TASK INSTRUCTIONS: From the entries that follow, extract each line holding the string "nNел".

— Start DATA LINES —

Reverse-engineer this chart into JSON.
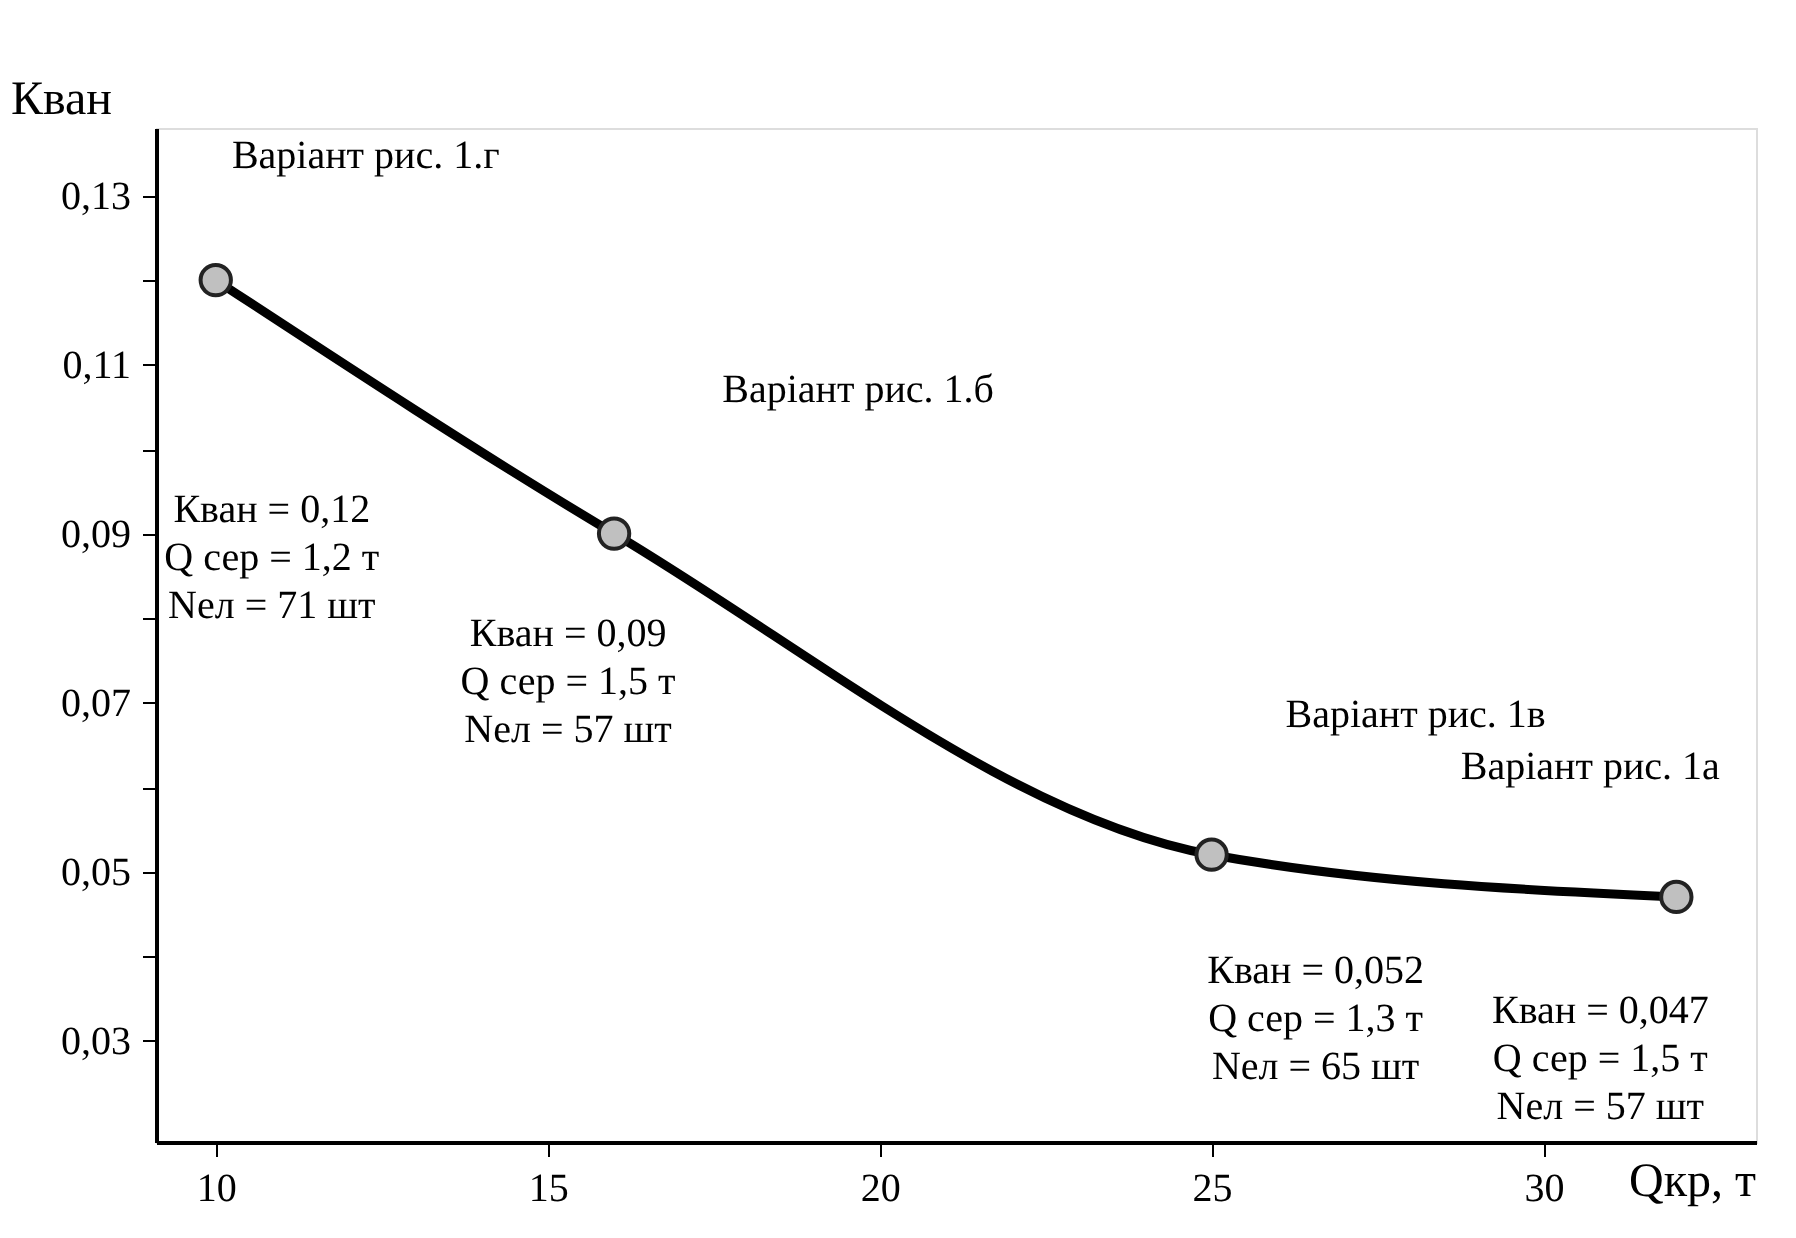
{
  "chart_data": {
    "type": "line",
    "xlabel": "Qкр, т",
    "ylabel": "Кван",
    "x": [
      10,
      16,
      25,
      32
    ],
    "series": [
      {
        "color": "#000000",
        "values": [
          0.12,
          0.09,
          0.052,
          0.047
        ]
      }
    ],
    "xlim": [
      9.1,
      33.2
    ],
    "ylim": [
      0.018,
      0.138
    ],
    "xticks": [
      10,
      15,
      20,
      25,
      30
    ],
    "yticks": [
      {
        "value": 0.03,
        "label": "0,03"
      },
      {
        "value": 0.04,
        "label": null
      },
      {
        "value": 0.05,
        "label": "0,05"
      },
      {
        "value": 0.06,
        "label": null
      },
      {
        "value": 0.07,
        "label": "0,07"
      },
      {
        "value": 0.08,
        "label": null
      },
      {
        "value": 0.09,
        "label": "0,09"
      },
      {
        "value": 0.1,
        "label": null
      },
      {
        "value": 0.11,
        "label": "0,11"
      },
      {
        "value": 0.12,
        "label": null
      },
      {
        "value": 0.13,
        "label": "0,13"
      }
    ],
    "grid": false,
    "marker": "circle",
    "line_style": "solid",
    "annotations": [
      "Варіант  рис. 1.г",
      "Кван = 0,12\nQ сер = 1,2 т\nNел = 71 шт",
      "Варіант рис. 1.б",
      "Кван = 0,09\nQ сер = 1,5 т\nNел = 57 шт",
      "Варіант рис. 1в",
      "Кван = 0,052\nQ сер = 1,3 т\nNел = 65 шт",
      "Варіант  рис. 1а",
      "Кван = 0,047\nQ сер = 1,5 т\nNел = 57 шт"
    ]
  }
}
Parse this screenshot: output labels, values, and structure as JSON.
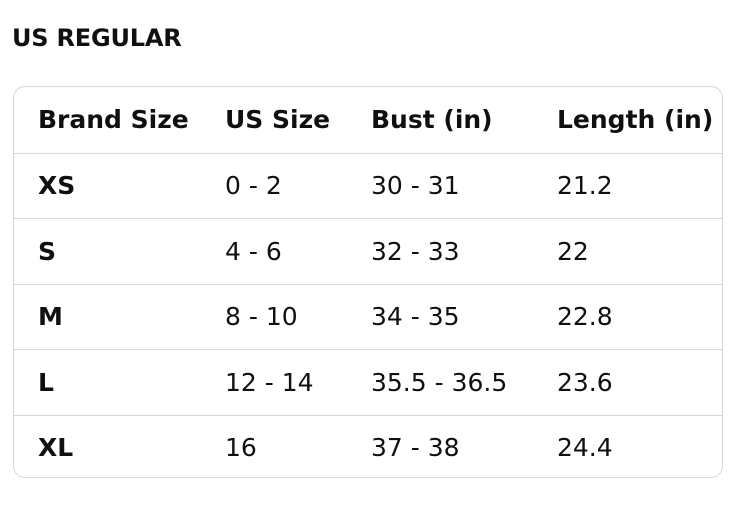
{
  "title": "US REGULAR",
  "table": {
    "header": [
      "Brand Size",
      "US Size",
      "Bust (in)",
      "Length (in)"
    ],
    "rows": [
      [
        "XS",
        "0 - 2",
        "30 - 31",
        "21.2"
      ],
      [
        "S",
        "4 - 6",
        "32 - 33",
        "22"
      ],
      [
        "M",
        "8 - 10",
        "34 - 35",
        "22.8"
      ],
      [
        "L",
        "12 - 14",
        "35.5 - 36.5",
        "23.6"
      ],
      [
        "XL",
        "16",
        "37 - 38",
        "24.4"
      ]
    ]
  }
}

— End DATA LINES —

FULL ANSWER:
      "Кван = 0,12\nQ сер = 1,2 т\nNел = 71 шт",
      "Кван = 0,09\nQ сер = 1,5 т\nNел = 57 шт",
      "Кван = 0,052\nQ сер = 1,3 т\nNел = 65 шт",
      "Кван = 0,047\nQ сер = 1,5 т\nNел = 57 шт"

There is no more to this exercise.